Dataset records:
===============

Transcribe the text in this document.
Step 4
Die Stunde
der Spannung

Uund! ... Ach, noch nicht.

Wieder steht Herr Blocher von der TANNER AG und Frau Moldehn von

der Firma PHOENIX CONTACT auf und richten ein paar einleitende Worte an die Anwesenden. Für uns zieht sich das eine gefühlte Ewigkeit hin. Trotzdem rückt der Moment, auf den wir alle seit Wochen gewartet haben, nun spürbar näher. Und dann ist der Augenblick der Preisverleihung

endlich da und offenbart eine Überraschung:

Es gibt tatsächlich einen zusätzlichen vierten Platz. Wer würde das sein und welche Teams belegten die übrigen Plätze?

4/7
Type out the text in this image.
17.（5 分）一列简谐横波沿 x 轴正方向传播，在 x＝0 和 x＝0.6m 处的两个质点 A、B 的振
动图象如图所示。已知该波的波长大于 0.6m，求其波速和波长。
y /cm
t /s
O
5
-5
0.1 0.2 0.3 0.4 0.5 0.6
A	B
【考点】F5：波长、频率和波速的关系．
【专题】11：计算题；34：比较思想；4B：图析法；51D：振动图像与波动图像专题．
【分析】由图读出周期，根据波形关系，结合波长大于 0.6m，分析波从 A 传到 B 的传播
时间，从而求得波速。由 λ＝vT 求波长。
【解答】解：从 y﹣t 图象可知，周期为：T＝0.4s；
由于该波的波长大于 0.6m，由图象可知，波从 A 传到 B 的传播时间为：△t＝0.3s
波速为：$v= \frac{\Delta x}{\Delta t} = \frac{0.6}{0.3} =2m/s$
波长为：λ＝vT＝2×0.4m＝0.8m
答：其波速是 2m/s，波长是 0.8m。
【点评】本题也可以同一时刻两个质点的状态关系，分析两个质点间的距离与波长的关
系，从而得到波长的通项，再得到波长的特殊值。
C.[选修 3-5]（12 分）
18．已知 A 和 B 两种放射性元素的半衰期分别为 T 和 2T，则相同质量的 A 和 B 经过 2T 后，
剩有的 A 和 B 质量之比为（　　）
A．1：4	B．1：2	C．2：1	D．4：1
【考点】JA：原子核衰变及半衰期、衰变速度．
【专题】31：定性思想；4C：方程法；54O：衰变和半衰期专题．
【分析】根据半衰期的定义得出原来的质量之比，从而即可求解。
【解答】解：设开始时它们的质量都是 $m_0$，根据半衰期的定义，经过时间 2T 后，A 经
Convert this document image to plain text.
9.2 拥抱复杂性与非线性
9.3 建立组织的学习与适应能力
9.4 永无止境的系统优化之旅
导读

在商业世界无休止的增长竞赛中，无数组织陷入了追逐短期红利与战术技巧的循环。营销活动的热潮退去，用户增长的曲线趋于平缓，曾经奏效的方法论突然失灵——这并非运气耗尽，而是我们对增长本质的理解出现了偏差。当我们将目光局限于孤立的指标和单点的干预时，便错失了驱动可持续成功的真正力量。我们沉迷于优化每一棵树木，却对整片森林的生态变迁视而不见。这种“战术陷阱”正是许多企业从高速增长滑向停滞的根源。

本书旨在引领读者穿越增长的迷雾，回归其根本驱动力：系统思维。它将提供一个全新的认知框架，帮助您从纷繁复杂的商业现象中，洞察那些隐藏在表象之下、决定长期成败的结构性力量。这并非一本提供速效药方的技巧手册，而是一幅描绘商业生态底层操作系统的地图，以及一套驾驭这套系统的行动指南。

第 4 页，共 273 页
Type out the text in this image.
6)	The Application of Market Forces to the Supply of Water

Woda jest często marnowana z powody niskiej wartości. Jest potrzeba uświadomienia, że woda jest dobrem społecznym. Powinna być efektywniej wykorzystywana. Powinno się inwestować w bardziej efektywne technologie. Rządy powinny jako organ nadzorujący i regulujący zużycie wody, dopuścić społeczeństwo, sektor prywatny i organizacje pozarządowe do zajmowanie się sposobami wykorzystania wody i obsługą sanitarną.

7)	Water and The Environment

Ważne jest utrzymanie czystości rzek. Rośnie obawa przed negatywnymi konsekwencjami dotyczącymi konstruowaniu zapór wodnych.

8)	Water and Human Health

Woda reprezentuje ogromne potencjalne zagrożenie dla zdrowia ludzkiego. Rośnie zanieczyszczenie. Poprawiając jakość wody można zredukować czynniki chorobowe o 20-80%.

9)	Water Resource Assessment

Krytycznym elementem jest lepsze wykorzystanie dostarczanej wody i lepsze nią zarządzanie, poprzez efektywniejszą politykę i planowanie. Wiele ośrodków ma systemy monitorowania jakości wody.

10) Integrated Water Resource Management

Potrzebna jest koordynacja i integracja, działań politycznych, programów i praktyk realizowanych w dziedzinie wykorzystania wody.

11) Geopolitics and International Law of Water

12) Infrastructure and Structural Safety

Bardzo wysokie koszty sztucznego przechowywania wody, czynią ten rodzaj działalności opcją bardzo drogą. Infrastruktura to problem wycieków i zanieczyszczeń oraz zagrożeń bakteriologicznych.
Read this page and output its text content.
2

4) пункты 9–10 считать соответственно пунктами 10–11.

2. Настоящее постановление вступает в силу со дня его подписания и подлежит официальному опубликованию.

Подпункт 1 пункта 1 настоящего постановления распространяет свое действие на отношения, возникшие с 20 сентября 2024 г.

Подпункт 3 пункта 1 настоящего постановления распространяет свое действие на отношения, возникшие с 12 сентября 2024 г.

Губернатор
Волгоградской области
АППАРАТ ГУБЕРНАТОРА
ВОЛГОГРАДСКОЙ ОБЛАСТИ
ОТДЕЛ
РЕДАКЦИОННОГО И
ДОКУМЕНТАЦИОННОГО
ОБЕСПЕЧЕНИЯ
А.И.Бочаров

===============

Given request: Everything from the line that contains "Read this page and output its text content." through the end of the records must be duplicated exactly, and nothing outside that range.

Task answer:
Read this page and output its text content.
2

4) пункты 9–10 считать соответственно пунктами 10–11.

2. Настоящее постановление вступает в силу со дня его подписания и подлежит официальному опубликованию.

Подпункт 1 пункта 1 настоящего постановления распространяет свое действие на отношения, возникшие с 20 сентября 2024 г.

Подпункт 3 пункта 1 настоящего постановления распространяет свое действие на отношения, возникшие с 12 сентября 2024 г.

Губернатор
Волгоградской области
АППАРАТ ГУБЕРНАТОРА
ВОЛГОГРАДСКОЙ ОБЛАСТИ
ОТДЕЛ
РЕДАКЦИОННОГО И
ДОКУМЕНТАЦИОННОГО
ОБЕСПЕЧЕНИЯ
А.И.Бочаров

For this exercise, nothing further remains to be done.